→ The exercise:
Every record below should be printed exactly as it appears.

— START OF The data —

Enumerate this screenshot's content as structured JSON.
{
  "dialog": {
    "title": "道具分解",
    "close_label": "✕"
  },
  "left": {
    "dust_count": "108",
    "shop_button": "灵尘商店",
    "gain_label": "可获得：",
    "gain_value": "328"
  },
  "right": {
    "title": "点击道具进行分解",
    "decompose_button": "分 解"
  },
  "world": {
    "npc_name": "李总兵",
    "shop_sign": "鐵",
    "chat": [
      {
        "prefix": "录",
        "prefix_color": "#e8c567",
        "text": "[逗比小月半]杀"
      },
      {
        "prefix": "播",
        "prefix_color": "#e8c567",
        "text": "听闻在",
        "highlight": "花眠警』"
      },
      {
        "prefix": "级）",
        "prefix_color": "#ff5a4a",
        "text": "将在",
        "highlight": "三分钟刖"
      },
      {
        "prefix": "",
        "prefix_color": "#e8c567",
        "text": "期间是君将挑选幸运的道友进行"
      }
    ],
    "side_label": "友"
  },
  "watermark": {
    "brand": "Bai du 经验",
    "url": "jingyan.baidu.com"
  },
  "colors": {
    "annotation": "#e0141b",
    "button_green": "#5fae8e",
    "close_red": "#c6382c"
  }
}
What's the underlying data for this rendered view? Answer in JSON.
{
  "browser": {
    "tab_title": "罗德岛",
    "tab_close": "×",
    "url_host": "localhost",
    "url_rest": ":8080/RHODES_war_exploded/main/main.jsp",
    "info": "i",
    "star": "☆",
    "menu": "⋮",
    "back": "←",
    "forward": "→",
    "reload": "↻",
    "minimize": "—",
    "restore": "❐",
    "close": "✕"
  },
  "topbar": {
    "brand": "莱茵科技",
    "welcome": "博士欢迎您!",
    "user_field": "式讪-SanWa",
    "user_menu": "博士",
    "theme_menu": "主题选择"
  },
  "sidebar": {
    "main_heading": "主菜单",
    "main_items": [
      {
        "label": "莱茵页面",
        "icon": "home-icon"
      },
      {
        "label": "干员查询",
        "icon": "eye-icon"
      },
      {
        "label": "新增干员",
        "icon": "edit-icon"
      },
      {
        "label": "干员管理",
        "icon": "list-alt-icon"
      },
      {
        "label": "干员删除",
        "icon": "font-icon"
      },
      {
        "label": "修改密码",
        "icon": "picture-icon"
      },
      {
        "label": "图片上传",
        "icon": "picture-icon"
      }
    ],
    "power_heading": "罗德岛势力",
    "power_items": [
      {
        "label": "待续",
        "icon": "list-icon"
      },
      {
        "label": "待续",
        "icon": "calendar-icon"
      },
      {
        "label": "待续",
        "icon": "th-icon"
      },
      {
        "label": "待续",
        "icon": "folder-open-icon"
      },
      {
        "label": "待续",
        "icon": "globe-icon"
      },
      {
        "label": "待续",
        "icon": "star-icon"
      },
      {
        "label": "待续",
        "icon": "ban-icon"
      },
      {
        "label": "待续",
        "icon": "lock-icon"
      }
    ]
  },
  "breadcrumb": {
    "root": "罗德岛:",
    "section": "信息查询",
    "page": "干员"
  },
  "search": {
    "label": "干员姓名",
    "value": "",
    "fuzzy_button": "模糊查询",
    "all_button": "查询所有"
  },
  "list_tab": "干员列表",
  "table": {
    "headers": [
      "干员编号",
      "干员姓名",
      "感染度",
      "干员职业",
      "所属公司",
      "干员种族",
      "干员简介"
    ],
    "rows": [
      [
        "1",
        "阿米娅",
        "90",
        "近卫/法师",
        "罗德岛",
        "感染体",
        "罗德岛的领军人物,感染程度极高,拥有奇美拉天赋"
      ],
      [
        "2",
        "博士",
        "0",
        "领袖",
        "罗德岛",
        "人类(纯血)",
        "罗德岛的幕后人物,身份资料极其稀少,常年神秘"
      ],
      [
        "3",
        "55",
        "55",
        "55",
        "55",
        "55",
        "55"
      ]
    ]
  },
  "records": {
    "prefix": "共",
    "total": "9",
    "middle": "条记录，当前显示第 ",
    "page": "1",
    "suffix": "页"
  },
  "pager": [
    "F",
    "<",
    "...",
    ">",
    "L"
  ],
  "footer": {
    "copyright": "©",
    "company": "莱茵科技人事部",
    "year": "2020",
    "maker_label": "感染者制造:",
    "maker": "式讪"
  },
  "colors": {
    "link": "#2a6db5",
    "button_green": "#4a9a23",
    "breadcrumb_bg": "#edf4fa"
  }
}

— END OF The data —

→ Solution:
Enumerate this screenshot's content as structured JSON.
{
  "dialog": {
    "title": "道具分解",
    "close_label": "✕"
  },
  "left": {
    "dust_count": "108",
    "shop_button": "灵尘商店",
    "gain_label": "可获得：",
    "gain_value": "328"
  },
  "right": {
    "title": "点击道具进行分解",
    "decompose_button": "分 解"
  },
  "world": {
    "npc_name": "李总兵",
    "shop_sign": "鐵",
    "chat": [
      {
        "prefix": "录",
        "prefix_color": "#e8c567",
        "text": "[逗比小月半]杀"
      },
      {
        "prefix": "播",
        "prefix_color": "#e8c567",
        "text": "听闻在",
        "highlight": "花眠警』"
      },
      {
        "prefix": "级）",
        "prefix_color": "#ff5a4a",
        "text": "将在",
        "highlight": "三分钟刖"
      },
      {
        "prefix": "",
        "prefix_color": "#e8c567",
        "text": "期间是君将挑选幸运的道友进行"
      }
    ],
    "side_label": "友"
  },
  "watermark": {
    "brand": "Bai du 经验",
    "url": "jingyan.baidu.com"
  },
  "colors": {
    "annotation": "#e0141b",
    "button_green": "#5fae8e",
    "close_red": "#c6382c"
  }
}
What's the underlying data for this rendered view? Answer in JSON.
{
  "browser": {
    "tab_title": "罗德岛",
    "tab_close": "×",
    "url_host": "localhost",
    "url_rest": ":8080/RHODES_war_exploded/main/main.jsp",
    "info": "i",
    "star": "☆",
    "menu": "⋮",
    "back": "←",
    "forward": "→",
    "reload": "↻",
    "minimize": "—",
    "restore": "❐",
    "close": "✕"
  },
  "topbar": {
    "brand": "莱茵科技",
    "welcome": "博士欢迎您!",
    "user_field": "式讪-SanWa",
    "user_menu": "博士",
    "theme_menu": "主题选择"
  },
  "sidebar": {
    "main_heading": "主菜单",
    "main_items": [
      {
        "label": "莱茵页面",
        "icon": "home-icon"
      },
      {
        "label": "干员查询",
        "icon": "eye-icon"
      },
      {
        "label": "新增干员",
        "icon": "edit-icon"
      },
      {
        "label": "干员管理",
        "icon": "list-alt-icon"
      },
      {
        "label": "干员删除",
        "icon": "font-icon"
      },
      {
        "label": "修改密码",
        "icon": "picture-icon"
      },
      {
        "label": "图片上传",
        "icon": "picture-icon"
      }
    ],
    "power_heading": "罗德岛势力",
    "power_items": [
      {
        "label": "待续",
        "icon": "list-icon"
      },
      {
        "label": "待续",
        "icon": "calendar-icon"
      },
      {
        "label": "待续",
        "icon": "th-icon"
      },
      {
        "label": "待续",
        "icon": "folder-open-icon"
      },
      {
        "label": "待续",
        "icon": "globe-icon"
      },
      {
        "label": "待续",
        "icon": "star-icon"
      },
      {
        "label": "待续",
        "icon": "ban-icon"
      },
      {
        "label": "待续",
        "icon": "lock-icon"
      }
    ]
  },
  "breadcrumb": {
    "root": "罗德岛:",
    "section": "信息查询",
    "page": "干员"
  },
  "search": {
    "label": "干员姓名",
    "value": "",
    "fuzzy_button": "模糊查询",
    "all_button": "查询所有"
  },
  "list_tab": "干员列表",
  "table": {
    "headers": [
      "干员编号",
      "干员姓名",
      "感染度",
      "干员职业",
      "所属公司",
      "干员种族",
      "干员简介"
    ],
    "rows": [
      [
        "1",
        "阿米娅",
        "90",
        "近卫/法师",
        "罗德岛",
        "感染体",
        "罗德岛的领军人物,感染程度极高,拥有奇美拉天赋"
      ],
      [
        "2",
        "博士",
        "0",
        "领袖",
        "罗德岛",
        "人类(纯血)",
        "罗德岛的幕后人物,身份资料极其稀少,常年神秘"
      ],
      [
        "3",
        "55",
        "55",
        "55",
        "55",
        "55",
        "55"
      ]
    ]
  },
  "records": {
    "prefix": "共",
    "total": "9",
    "middle": "条记录，当前显示第 ",
    "page": "1",
    "suffix": "页"
  },
  "pager": [
    "F",
    "<",
    "...",
    ">",
    "L"
  ],
  "footer": {
    "copyright": "©",
    "company": "莱茵科技人事部",
    "year": "2020",
    "maker_label": "感染者制造:",
    "maker": "式讪"
  },
  "colors": {
    "link": "#2a6db5",
    "button_green": "#4a9a23",
    "breadcrumb_bg": "#edf4fa"
  }
}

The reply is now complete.